***** Working data *****
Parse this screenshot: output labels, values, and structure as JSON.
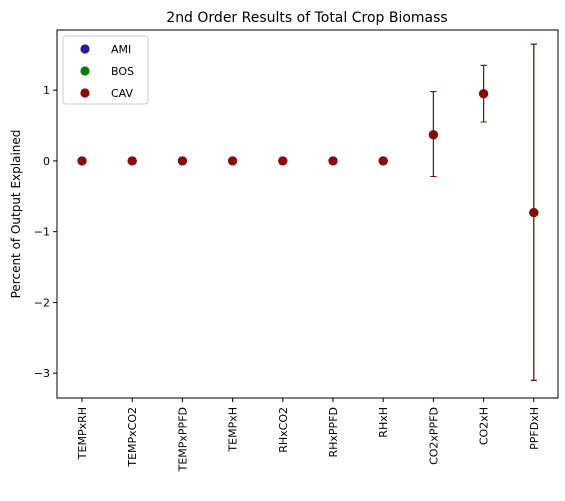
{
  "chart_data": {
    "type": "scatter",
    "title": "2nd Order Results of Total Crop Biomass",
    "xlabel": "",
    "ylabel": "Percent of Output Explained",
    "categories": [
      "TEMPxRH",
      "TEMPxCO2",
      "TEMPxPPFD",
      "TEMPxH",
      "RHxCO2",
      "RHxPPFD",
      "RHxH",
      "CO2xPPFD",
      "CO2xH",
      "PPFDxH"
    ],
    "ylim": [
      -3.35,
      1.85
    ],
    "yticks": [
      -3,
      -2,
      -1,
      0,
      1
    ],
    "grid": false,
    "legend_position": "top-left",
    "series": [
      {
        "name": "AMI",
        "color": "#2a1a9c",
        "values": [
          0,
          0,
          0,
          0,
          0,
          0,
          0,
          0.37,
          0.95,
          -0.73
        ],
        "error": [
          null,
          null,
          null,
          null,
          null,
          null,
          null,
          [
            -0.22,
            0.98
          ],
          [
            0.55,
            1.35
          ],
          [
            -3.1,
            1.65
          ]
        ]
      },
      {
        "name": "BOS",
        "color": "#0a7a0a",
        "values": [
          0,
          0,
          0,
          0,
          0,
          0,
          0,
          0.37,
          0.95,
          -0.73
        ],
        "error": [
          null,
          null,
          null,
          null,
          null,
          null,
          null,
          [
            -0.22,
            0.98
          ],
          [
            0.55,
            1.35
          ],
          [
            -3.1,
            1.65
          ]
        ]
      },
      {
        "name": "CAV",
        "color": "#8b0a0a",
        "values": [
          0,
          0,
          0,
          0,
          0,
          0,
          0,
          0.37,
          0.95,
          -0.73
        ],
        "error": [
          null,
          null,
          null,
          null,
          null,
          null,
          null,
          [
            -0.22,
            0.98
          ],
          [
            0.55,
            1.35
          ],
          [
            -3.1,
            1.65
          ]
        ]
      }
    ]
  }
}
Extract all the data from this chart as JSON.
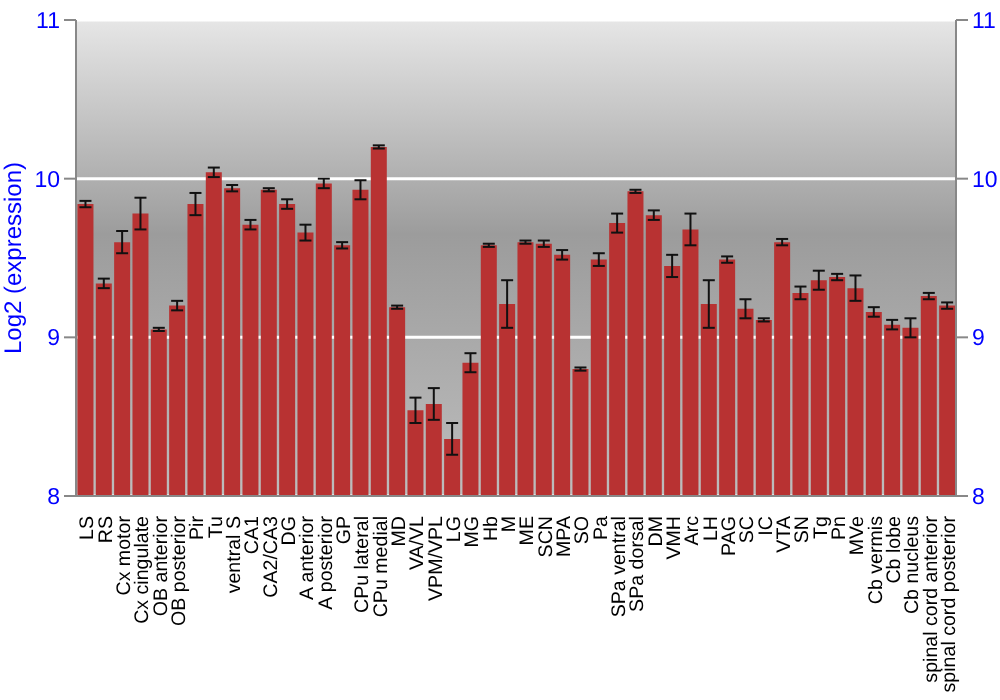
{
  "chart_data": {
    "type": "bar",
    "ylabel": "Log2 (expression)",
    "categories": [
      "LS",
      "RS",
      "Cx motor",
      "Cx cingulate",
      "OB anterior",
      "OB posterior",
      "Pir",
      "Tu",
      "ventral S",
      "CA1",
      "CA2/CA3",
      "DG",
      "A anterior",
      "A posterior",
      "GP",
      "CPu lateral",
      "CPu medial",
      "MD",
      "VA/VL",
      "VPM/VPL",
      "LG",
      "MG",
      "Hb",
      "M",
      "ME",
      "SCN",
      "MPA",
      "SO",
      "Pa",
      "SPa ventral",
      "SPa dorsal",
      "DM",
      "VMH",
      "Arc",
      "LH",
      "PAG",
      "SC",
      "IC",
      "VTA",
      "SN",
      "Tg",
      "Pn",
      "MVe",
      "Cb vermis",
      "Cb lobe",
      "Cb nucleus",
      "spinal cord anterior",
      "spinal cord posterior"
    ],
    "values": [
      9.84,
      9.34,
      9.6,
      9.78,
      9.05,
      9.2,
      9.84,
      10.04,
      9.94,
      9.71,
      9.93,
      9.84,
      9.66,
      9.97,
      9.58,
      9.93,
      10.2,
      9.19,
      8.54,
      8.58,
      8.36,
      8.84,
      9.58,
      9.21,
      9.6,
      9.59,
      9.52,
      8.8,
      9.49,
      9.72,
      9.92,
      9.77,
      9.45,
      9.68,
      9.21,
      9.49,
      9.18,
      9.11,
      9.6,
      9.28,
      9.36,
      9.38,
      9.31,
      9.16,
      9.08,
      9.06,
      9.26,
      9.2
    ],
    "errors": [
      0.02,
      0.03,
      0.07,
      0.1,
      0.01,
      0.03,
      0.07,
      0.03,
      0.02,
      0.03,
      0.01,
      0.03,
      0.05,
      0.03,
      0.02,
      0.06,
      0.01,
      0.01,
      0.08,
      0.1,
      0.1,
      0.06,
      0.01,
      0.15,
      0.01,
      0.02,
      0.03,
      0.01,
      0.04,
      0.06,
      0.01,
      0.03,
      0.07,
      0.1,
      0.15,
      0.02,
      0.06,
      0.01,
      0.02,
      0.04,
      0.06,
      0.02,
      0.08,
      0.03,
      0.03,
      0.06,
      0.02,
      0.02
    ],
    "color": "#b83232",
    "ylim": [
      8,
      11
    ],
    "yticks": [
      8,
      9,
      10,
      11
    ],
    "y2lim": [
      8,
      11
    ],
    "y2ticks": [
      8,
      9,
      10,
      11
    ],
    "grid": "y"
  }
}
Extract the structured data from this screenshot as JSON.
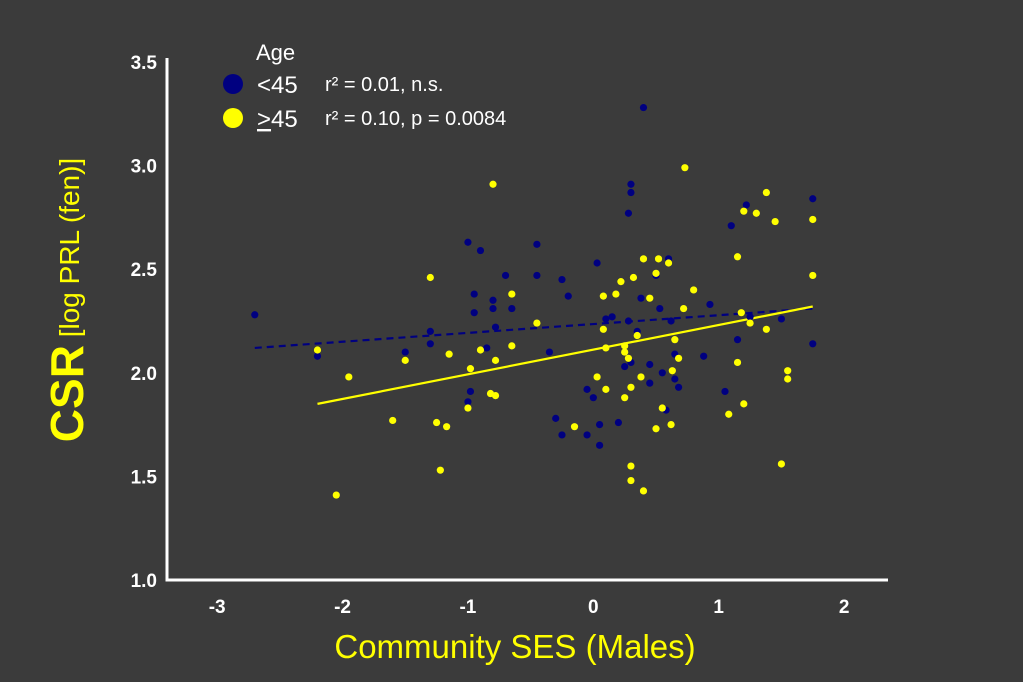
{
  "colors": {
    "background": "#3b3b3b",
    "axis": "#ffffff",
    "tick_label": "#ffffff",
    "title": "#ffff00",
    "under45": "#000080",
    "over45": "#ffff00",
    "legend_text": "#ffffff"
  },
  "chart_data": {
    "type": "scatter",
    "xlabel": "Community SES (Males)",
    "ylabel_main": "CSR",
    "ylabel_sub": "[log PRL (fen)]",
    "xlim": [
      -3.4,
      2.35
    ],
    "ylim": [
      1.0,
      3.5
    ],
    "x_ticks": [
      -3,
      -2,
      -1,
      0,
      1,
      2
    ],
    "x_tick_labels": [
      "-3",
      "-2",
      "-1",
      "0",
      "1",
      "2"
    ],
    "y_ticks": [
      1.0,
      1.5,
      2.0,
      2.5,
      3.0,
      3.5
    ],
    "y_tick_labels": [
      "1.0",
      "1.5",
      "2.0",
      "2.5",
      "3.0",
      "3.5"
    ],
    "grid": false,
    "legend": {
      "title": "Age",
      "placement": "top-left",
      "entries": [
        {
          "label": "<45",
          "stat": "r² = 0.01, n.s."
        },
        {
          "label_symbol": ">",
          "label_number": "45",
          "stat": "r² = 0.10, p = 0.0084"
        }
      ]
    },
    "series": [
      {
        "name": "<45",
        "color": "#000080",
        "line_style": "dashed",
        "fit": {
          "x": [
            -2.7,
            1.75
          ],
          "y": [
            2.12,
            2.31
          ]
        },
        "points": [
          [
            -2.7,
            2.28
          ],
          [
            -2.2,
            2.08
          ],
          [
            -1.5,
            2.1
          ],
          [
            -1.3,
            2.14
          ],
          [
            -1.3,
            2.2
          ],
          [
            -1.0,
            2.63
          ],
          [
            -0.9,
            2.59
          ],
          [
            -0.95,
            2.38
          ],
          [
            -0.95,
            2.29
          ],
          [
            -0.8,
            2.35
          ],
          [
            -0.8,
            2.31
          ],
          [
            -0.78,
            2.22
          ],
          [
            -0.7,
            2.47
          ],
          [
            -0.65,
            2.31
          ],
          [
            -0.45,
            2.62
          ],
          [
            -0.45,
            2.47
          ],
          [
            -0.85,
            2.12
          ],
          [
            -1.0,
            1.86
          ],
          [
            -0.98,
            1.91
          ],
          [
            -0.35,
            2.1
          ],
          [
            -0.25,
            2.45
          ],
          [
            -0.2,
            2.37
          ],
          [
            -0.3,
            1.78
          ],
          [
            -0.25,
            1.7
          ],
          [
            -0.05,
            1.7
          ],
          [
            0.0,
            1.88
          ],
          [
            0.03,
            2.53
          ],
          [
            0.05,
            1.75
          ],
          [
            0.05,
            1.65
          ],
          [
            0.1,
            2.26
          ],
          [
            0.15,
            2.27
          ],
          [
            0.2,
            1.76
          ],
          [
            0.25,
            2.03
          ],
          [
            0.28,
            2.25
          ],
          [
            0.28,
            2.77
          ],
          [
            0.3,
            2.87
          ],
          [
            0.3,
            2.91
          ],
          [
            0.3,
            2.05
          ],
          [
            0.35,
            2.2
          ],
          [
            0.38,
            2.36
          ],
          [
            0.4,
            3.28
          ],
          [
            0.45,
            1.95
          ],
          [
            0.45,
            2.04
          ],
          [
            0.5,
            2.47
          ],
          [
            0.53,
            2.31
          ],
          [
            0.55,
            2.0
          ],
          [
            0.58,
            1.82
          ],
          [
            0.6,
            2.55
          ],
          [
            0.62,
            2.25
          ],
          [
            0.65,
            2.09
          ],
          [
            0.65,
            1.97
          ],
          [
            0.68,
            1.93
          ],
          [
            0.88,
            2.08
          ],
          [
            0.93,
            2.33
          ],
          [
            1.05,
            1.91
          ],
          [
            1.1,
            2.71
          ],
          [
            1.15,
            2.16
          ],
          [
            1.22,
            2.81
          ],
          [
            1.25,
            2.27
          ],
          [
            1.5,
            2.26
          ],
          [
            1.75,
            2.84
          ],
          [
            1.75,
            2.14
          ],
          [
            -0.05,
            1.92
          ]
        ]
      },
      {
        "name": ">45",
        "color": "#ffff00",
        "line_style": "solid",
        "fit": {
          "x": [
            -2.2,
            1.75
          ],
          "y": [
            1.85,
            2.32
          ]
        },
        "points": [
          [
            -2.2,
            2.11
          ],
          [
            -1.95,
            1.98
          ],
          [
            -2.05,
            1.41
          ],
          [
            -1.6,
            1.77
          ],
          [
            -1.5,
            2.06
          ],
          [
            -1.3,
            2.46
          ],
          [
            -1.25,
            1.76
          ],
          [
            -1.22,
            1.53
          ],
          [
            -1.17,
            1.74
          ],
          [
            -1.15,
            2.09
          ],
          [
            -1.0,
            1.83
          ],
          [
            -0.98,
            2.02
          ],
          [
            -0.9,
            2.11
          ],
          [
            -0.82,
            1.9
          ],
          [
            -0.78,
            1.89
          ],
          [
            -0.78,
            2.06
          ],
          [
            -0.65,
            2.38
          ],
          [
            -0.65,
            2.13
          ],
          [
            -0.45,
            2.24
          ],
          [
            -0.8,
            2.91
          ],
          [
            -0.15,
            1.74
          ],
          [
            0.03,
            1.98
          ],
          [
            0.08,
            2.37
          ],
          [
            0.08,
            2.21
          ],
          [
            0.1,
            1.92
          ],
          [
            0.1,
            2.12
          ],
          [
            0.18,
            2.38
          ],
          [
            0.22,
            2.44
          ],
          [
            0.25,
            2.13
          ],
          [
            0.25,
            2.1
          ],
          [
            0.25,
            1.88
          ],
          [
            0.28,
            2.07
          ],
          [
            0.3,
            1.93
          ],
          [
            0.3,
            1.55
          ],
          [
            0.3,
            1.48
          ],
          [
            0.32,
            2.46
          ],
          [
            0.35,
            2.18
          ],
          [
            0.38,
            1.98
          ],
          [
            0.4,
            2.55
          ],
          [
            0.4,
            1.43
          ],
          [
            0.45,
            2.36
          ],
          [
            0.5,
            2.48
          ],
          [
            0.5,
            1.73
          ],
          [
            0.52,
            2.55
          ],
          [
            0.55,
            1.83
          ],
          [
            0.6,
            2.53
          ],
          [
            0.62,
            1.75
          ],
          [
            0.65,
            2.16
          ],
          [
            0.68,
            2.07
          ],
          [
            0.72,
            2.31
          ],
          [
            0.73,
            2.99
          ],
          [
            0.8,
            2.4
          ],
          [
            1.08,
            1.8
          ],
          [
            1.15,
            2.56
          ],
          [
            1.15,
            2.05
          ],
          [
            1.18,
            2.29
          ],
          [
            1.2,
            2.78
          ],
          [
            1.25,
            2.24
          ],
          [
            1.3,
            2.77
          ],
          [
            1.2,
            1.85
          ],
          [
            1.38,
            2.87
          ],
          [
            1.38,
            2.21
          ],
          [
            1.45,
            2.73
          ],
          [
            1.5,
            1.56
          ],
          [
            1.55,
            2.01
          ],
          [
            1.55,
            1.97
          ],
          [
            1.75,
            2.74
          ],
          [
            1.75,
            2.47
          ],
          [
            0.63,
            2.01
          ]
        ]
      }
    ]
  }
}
*****
***** Working data *****
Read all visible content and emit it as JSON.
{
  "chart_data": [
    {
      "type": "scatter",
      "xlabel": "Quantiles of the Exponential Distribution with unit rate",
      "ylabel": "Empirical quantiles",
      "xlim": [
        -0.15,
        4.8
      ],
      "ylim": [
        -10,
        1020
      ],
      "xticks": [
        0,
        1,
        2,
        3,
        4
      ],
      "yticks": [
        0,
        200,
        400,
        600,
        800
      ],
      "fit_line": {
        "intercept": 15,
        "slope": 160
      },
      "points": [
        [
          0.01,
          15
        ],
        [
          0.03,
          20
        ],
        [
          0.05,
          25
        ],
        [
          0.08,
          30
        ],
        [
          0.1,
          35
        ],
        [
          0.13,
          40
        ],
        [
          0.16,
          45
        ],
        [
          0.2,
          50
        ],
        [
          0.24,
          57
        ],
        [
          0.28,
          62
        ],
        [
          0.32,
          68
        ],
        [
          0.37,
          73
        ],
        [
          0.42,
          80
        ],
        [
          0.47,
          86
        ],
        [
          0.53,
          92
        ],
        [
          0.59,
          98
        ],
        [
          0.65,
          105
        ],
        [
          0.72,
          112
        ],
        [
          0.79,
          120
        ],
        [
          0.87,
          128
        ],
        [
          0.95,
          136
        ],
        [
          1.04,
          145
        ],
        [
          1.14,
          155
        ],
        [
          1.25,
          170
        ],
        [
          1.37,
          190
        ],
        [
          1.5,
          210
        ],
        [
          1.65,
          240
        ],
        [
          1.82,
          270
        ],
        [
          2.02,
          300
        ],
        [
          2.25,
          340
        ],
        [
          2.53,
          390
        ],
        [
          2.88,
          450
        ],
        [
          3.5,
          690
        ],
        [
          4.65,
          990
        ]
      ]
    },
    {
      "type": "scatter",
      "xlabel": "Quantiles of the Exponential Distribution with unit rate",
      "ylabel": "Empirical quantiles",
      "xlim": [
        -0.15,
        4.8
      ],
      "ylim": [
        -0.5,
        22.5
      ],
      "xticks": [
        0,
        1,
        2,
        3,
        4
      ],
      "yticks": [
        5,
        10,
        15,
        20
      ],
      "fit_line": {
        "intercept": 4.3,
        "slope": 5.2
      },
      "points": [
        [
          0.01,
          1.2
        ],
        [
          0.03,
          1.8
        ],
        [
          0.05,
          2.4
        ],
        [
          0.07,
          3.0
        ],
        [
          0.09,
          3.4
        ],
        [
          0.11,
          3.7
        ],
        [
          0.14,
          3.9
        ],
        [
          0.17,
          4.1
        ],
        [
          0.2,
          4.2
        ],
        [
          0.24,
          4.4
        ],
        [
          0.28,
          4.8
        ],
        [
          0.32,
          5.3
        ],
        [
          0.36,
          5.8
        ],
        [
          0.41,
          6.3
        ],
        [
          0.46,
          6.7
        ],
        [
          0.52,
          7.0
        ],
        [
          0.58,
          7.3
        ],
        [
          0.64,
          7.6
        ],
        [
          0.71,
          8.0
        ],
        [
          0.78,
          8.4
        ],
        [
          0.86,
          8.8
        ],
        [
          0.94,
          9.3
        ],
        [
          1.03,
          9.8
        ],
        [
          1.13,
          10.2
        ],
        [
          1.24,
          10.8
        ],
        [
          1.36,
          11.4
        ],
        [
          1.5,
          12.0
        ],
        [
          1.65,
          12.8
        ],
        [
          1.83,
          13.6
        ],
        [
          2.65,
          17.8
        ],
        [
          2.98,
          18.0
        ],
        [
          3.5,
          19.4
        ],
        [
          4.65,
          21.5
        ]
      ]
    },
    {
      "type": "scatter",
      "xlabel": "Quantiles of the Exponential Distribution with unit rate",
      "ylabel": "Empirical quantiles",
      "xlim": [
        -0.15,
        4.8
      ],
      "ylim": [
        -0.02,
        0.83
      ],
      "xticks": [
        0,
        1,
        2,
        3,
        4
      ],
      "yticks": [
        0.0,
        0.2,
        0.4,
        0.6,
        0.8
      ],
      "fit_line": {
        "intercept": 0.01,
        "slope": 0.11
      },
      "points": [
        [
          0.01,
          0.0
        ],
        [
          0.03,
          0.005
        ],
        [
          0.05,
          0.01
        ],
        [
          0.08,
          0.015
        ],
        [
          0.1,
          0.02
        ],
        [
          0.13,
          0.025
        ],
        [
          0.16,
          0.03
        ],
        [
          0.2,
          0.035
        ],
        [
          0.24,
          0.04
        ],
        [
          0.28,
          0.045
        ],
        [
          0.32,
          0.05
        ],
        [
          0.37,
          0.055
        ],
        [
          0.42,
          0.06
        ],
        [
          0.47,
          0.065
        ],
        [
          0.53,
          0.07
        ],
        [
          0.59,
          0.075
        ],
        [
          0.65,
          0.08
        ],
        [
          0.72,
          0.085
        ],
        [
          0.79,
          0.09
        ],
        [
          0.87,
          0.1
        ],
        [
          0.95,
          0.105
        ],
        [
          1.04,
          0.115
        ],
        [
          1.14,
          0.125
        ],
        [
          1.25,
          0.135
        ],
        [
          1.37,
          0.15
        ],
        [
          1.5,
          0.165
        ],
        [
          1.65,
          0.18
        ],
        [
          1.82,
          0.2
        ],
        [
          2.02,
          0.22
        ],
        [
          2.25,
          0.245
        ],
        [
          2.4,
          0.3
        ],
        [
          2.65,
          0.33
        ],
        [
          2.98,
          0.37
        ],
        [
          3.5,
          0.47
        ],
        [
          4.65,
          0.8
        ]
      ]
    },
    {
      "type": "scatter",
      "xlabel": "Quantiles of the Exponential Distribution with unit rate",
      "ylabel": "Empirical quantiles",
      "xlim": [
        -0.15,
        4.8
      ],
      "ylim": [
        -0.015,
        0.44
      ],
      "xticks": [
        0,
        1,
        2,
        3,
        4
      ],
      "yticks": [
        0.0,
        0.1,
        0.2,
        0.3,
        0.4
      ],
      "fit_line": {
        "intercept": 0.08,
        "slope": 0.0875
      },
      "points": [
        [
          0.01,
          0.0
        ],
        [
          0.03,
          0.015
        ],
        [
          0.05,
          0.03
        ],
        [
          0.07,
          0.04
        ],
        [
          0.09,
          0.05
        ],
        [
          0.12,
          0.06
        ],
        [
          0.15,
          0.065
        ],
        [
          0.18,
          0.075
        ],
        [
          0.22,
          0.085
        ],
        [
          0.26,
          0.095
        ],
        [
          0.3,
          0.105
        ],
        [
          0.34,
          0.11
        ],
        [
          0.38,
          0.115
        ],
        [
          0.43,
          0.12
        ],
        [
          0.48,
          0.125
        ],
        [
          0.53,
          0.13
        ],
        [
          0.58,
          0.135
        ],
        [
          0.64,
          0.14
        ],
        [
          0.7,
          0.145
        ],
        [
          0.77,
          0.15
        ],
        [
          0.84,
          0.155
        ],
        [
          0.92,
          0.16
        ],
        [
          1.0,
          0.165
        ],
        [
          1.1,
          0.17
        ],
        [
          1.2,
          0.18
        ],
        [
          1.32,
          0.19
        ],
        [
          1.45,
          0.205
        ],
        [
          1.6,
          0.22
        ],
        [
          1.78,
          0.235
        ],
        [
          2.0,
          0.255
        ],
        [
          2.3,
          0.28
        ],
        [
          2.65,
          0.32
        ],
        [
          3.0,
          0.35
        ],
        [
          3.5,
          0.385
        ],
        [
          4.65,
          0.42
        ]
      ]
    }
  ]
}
*****
▸ Written exercise
In how many lines does the word "JSON" appear? Respond with the number alone.

▸ Answer to this problem
4